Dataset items
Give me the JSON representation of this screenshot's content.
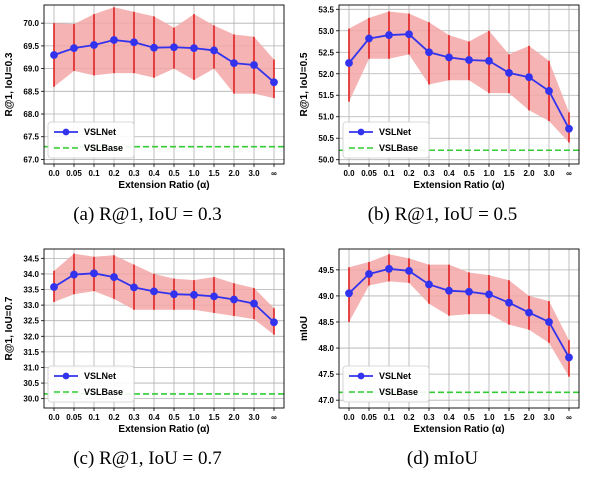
{
  "chart_data": [
    {
      "type": "line",
      "caption": "(a) R@1, IoU = 0.3",
      "ylabel": "R@1, IoU=0.3",
      "xlabel": "Extension Ratio (α)",
      "categories": [
        "0.0",
        "0.05",
        "0.1",
        "0.2",
        "0.3",
        "0.4",
        "0.5",
        "1.0",
        "1.5",
        "2.0",
        "3.0",
        "∞"
      ],
      "ylim": [
        66.9,
        70.4
      ],
      "yticks": [
        "67.0",
        "67.5",
        "68.0",
        "68.5",
        "69.0",
        "69.5",
        "70.0"
      ],
      "grid": true,
      "legend_position": "lower-left",
      "series": [
        {
          "name": "VSLNet",
          "color": "#3333ee",
          "values": [
            69.3,
            69.45,
            69.52,
            69.63,
            69.58,
            69.46,
            69.47,
            69.45,
            69.4,
            69.12,
            69.08,
            68.7
          ],
          "upper": [
            70.0,
            69.98,
            70.2,
            70.35,
            70.25,
            70.15,
            69.9,
            70.2,
            69.95,
            69.75,
            69.7,
            69.2
          ],
          "lower": [
            68.6,
            68.95,
            68.85,
            68.9,
            68.9,
            68.8,
            69.0,
            68.75,
            69.0,
            68.45,
            68.45,
            68.35
          ]
        },
        {
          "name": "VSLBase",
          "color": "#33cc33",
          "style": "dashed",
          "value": 67.28
        }
      ]
    },
    {
      "type": "line",
      "caption": "(b) R@1, IoU = 0.5",
      "ylabel": "R@1, IoU=0.5",
      "xlabel": "Extension Ratio (α)",
      "categories": [
        "0.0",
        "0.05",
        "0.1",
        "0.2",
        "0.3",
        "0.4",
        "0.5",
        "1.0",
        "1.5",
        "2.0",
        "3.0",
        "∞"
      ],
      "ylim": [
        49.9,
        53.6
      ],
      "yticks": [
        "50.0",
        "50.5",
        "51.0",
        "51.5",
        "52.0",
        "52.5",
        "53.0",
        "53.5"
      ],
      "grid": true,
      "legend_position": "lower-left",
      "series": [
        {
          "name": "VSLNet",
          "color": "#3333ee",
          "values": [
            52.25,
            52.82,
            52.9,
            52.92,
            52.5,
            52.38,
            52.32,
            52.3,
            52.02,
            51.92,
            51.6,
            50.72
          ],
          "upper": [
            53.05,
            53.3,
            53.45,
            53.4,
            53.2,
            52.9,
            52.75,
            53.0,
            52.45,
            52.65,
            52.3,
            51.1
          ],
          "lower": [
            51.35,
            52.35,
            52.35,
            52.45,
            51.75,
            51.85,
            51.85,
            51.55,
            51.55,
            51.15,
            50.9,
            50.4
          ]
        },
        {
          "name": "VSLBase",
          "color": "#33cc33",
          "style": "dashed",
          "value": 50.22
        }
      ]
    },
    {
      "type": "line",
      "caption": "(c) R@1, IoU = 0.7",
      "ylabel": "R@1, IoU=0.7",
      "xlabel": "Extension Ratio (α)",
      "categories": [
        "0.0",
        "0.05",
        "0.1",
        "0.2",
        "0.3",
        "0.4",
        "0.5",
        "1.0",
        "1.5",
        "2.0",
        "3.0",
        "∞"
      ],
      "ylim": [
        29.7,
        34.8
      ],
      "yticks": [
        "30.0",
        "30.5",
        "31.0",
        "31.5",
        "32.0",
        "32.5",
        "33.0",
        "33.5",
        "34.0",
        "34.5"
      ],
      "grid": true,
      "legend_position": "lower-left",
      "series": [
        {
          "name": "VSLNet",
          "color": "#3333ee",
          "values": [
            33.58,
            33.98,
            34.02,
            33.9,
            33.57,
            33.44,
            33.35,
            33.33,
            33.28,
            33.18,
            33.05,
            32.45
          ],
          "upper": [
            34.1,
            34.65,
            34.55,
            34.6,
            34.3,
            34.0,
            33.85,
            33.8,
            33.9,
            33.7,
            33.55,
            32.9
          ],
          "lower": [
            33.1,
            33.35,
            33.45,
            33.2,
            32.85,
            32.85,
            32.85,
            32.85,
            32.75,
            32.65,
            32.55,
            32.05
          ]
        },
        {
          "name": "VSLBase",
          "color": "#33cc33",
          "style": "dashed",
          "value": 30.15
        }
      ]
    },
    {
      "type": "line",
      "caption": "(d) mIoU",
      "ylabel": "mIoU",
      "xlabel": "Extension Ratio (α)",
      "categories": [
        "0.0",
        "0.05",
        "0.1",
        "0.2",
        "0.3",
        "0.4",
        "0.5",
        "1.0",
        "1.5",
        "2.0",
        "3.0",
        "∞"
      ],
      "ylim": [
        46.85,
        49.9
      ],
      "yticks": [
        "47.0",
        "47.5",
        "48.0",
        "48.5",
        "49.0",
        "49.5"
      ],
      "grid": true,
      "legend_position": "lower-left",
      "series": [
        {
          "name": "VSLNet",
          "color": "#3333ee",
          "values": [
            49.05,
            49.42,
            49.52,
            49.48,
            49.22,
            49.1,
            49.08,
            49.03,
            48.87,
            48.68,
            48.5,
            47.82
          ],
          "upper": [
            49.55,
            49.65,
            49.8,
            49.72,
            49.6,
            49.6,
            49.45,
            49.4,
            49.3,
            49.0,
            48.9,
            48.15
          ],
          "lower": [
            48.5,
            49.2,
            49.28,
            49.25,
            48.85,
            48.62,
            48.65,
            48.65,
            48.45,
            48.35,
            48.1,
            47.45
          ]
        },
        {
          "name": "VSLBase",
          "color": "#33cc33",
          "style": "dashed",
          "value": 47.15
        }
      ]
    }
  ]
}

Problem statement = Only the number is wanted: how many lines contain the string "ylabel"?

Correct result = 4